Task to carry out. Rewrite the material, starting at the beginning and ending with the line that contains "344, 426, 353]", so that "NexximTransient" becomes "TransientSolver" with all else left unchanged.
>> Begin Provided records
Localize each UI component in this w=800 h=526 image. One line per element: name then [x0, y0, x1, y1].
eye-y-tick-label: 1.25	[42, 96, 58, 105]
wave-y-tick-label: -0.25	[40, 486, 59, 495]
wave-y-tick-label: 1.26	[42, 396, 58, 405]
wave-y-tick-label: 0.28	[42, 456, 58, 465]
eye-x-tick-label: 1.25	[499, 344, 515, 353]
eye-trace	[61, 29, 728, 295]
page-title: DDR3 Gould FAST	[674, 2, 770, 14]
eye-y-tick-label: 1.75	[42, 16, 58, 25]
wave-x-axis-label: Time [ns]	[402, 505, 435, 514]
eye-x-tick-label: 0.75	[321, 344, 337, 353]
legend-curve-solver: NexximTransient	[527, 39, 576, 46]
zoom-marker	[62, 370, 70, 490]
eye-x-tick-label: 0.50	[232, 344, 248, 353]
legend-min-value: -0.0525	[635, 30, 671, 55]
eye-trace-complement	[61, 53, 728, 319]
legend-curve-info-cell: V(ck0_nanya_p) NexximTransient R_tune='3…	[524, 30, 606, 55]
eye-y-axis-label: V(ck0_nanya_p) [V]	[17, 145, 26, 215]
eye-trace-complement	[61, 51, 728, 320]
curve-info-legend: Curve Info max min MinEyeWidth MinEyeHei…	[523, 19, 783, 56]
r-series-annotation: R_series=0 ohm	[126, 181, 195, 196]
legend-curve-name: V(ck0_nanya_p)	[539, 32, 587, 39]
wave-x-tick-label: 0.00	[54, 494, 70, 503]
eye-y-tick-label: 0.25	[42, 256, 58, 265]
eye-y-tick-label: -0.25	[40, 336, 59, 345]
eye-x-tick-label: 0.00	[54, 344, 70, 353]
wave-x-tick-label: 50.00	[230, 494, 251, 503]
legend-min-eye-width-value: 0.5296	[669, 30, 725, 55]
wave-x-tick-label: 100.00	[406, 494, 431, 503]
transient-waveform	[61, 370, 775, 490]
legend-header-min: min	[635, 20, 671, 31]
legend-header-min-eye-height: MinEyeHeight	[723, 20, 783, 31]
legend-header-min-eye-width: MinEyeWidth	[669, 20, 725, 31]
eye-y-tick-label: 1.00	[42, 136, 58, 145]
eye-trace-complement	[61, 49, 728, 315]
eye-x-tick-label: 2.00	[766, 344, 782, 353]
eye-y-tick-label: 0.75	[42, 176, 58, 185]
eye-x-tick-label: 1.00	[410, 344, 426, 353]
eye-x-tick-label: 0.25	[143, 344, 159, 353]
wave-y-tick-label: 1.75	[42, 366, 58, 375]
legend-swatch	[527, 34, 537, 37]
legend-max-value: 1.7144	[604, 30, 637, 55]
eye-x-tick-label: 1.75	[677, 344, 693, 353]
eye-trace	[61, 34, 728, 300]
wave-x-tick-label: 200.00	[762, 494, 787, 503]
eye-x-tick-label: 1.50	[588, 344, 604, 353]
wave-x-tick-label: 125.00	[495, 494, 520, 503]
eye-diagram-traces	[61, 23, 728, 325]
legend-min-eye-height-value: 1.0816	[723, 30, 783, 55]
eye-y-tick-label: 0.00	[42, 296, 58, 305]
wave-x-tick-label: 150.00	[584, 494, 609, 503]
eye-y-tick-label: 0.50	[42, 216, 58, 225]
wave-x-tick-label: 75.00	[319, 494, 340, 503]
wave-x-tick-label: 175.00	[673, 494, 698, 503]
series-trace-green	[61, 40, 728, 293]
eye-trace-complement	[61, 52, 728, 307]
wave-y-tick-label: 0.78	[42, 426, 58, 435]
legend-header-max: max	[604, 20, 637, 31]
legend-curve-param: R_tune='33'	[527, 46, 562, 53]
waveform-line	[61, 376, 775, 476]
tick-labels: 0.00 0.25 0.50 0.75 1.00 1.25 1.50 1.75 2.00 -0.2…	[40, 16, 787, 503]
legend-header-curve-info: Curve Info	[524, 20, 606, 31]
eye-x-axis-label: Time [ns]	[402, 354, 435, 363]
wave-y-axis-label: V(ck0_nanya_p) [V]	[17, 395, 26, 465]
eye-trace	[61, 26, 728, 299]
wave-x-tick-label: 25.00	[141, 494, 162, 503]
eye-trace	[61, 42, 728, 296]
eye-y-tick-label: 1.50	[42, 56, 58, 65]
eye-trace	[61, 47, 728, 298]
>> End Provided records
Final result.
Localize each UI component in this w=800 h=526 image. One line per element: name then [x0, y0, x1, y1].
eye-y-tick-label: 1.25	[42, 96, 58, 105]
wave-y-tick-label: -0.25	[40, 486, 59, 495]
wave-y-tick-label: 1.26	[42, 396, 58, 405]
wave-y-tick-label: 0.28	[42, 456, 58, 465]
eye-x-tick-label: 1.25	[499, 344, 515, 353]
eye-trace	[61, 29, 728, 295]
page-title: DDR3 Gould FAST	[674, 2, 770, 14]
eye-y-tick-label: 1.75	[42, 16, 58, 25]
wave-x-axis-label: Time [ns]	[402, 505, 435, 514]
eye-x-tick-label: 0.75	[321, 344, 337, 353]
legend-curve-solver: TransientSolver	[527, 39, 576, 46]
zoom-marker	[62, 370, 70, 490]
eye-x-tick-label: 0.50	[232, 344, 248, 353]
legend-min-value: -0.0525	[635, 30, 671, 55]
eye-trace-complement	[61, 53, 728, 319]
legend-curve-info-cell: V(ck0_nanya_p) TransientSolver R_tune='3…	[524, 30, 606, 55]
eye-y-axis-label: V(ck0_nanya_p) [V]	[17, 145, 26, 215]
eye-trace-complement	[61, 51, 728, 320]
curve-info-legend: Curve Info max min MinEyeWidth MinEyeHei…	[523, 19, 783, 56]
r-series-annotation: R_series=0 ohm	[126, 181, 195, 196]
legend-curve-name: V(ck0_nanya_p)	[539, 32, 587, 39]
wave-x-tick-label: 0.00	[54, 494, 70, 503]
eye-y-tick-label: 0.25	[42, 256, 58, 265]
eye-y-tick-label: -0.25	[40, 336, 59, 345]
eye-x-tick-label: 0.00	[54, 344, 70, 353]
wave-x-tick-label: 50.00	[230, 494, 251, 503]
legend-min-eye-width-value: 0.5296	[669, 30, 725, 55]
wave-x-tick-label: 100.00	[406, 494, 431, 503]
transient-waveform	[61, 370, 775, 490]
legend-header-min: min	[635, 20, 671, 31]
legend-header-min-eye-height: MinEyeHeight	[723, 20, 783, 31]
legend-header-min-eye-width: MinEyeWidth	[669, 20, 725, 31]
eye-y-tick-label: 1.00	[42, 136, 58, 145]
eye-trace-complement	[61, 49, 728, 315]
eye-x-tick-label: 2.00	[766, 344, 782, 353]
eye-y-tick-label: 0.75	[42, 176, 58, 185]
eye-x-tick-label: 1.00	[410, 344, 426, 353]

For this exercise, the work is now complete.